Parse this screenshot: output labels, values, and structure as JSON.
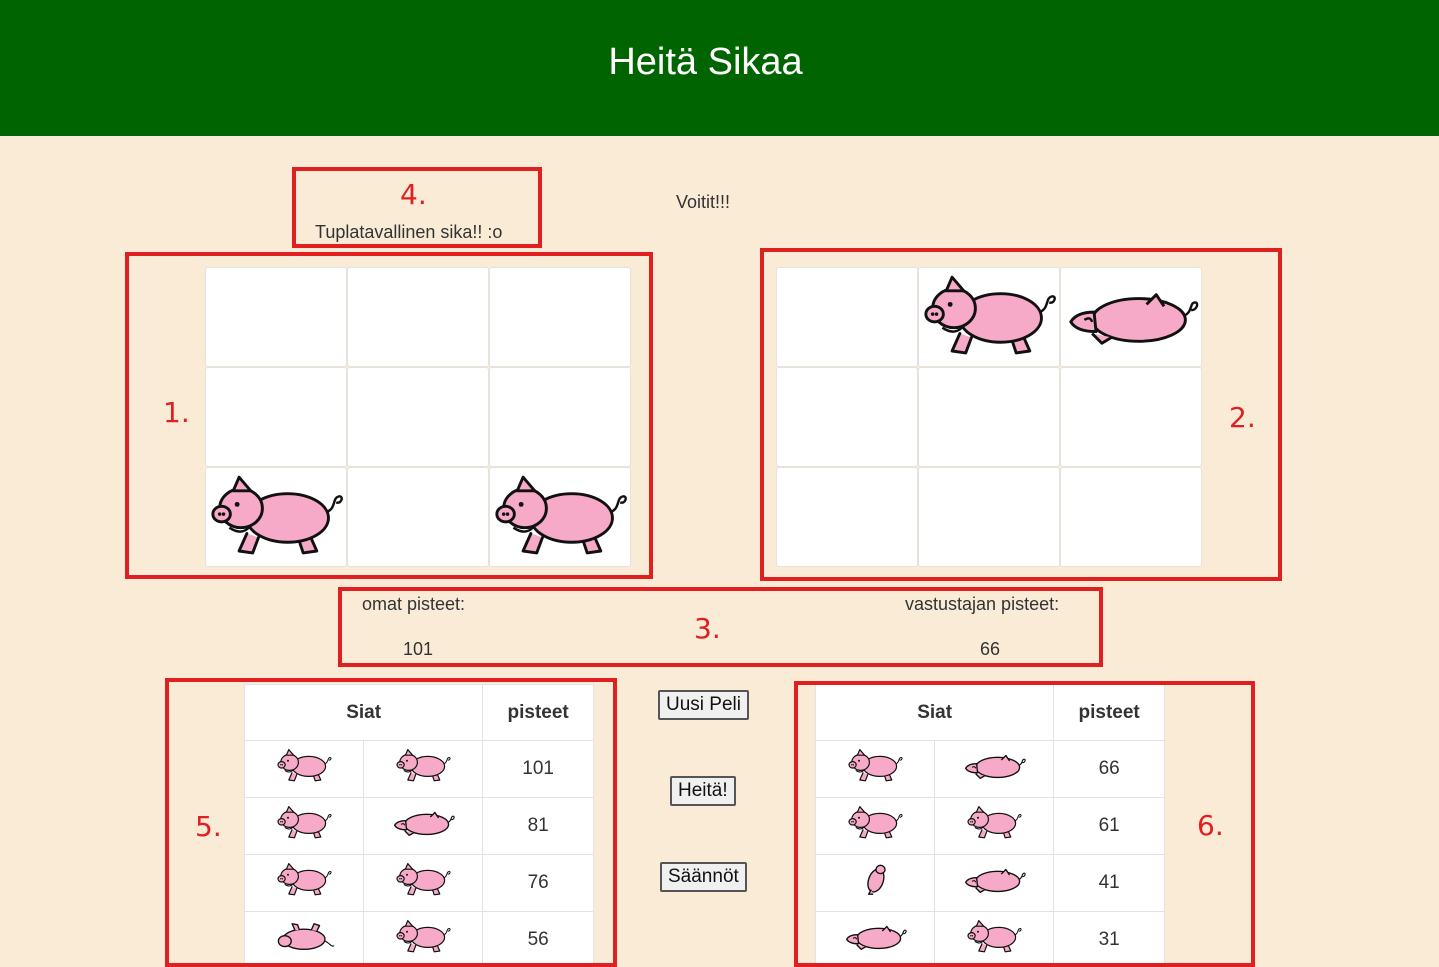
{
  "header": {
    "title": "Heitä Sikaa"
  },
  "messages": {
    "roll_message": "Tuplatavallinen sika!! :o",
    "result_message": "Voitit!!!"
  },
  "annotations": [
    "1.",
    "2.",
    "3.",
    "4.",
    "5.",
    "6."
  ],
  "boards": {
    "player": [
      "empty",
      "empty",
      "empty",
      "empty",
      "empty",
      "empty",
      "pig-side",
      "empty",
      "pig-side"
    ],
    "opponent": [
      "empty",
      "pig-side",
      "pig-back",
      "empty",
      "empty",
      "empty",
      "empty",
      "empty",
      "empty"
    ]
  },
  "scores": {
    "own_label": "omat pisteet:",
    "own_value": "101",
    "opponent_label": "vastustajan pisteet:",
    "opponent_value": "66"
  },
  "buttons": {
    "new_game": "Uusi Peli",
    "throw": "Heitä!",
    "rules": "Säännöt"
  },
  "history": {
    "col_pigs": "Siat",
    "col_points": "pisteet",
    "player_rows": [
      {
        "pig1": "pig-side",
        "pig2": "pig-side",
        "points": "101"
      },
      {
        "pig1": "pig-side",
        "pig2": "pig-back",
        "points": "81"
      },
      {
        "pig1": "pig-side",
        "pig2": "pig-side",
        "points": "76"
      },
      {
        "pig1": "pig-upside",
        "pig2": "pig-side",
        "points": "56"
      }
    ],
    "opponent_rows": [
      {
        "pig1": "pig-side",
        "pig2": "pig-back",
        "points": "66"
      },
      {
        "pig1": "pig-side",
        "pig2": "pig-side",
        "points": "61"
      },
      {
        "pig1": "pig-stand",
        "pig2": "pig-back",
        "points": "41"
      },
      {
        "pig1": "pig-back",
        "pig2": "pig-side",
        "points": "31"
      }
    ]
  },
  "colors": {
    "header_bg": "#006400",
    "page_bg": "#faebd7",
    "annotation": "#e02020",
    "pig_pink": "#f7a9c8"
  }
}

§

EXERCISE — Copy out all the entries exactly. Images stay out of the copy.

RESULT OF THE EXERCISE —
Parse this screenshot: output labels, values, and structure as JSON.
{
  "header": {
    "title": "Heitä Sikaa"
  },
  "messages": {
    "roll_message": "Tuplatavallinen sika!! :o",
    "result_message": "Voitit!!!"
  },
  "annotations": [
    "1.",
    "2.",
    "3.",
    "4.",
    "5.",
    "6."
  ],
  "boards": {
    "player": [
      "empty",
      "empty",
      "empty",
      "empty",
      "empty",
      "empty",
      "pig-side",
      "empty",
      "pig-side"
    ],
    "opponent": [
      "empty",
      "pig-side",
      "pig-back",
      "empty",
      "empty",
      "empty",
      "empty",
      "empty",
      "empty"
    ]
  },
  "scores": {
    "own_label": "omat pisteet:",
    "own_value": "101",
    "opponent_label": "vastustajan pisteet:",
    "opponent_value": "66"
  },
  "buttons": {
    "new_game": "Uusi Peli",
    "throw": "Heitä!",
    "rules": "Säännöt"
  },
  "history": {
    "col_pigs": "Siat",
    "col_points": "pisteet",
    "player_rows": [
      {
        "pig1": "pig-side",
        "pig2": "pig-side",
        "points": "101"
      },
      {
        "pig1": "pig-side",
        "pig2": "pig-back",
        "points": "81"
      },
      {
        "pig1": "pig-side",
        "pig2": "pig-side",
        "points": "76"
      },
      {
        "pig1": "pig-upside",
        "pig2": "pig-side",
        "points": "56"
      }
    ],
    "opponent_rows": [
      {
        "pig1": "pig-side",
        "pig2": "pig-back",
        "points": "66"
      },
      {
        "pig1": "pig-side",
        "pig2": "pig-side",
        "points": "61"
      },
      {
        "pig1": "pig-stand",
        "pig2": "pig-back",
        "points": "41"
      },
      {
        "pig1": "pig-back",
        "pig2": "pig-side",
        "points": "31"
      }
    ]
  },
  "colors": {
    "header_bg": "#006400",
    "page_bg": "#faebd7",
    "annotation": "#e02020",
    "pig_pink": "#f7a9c8"
  }
}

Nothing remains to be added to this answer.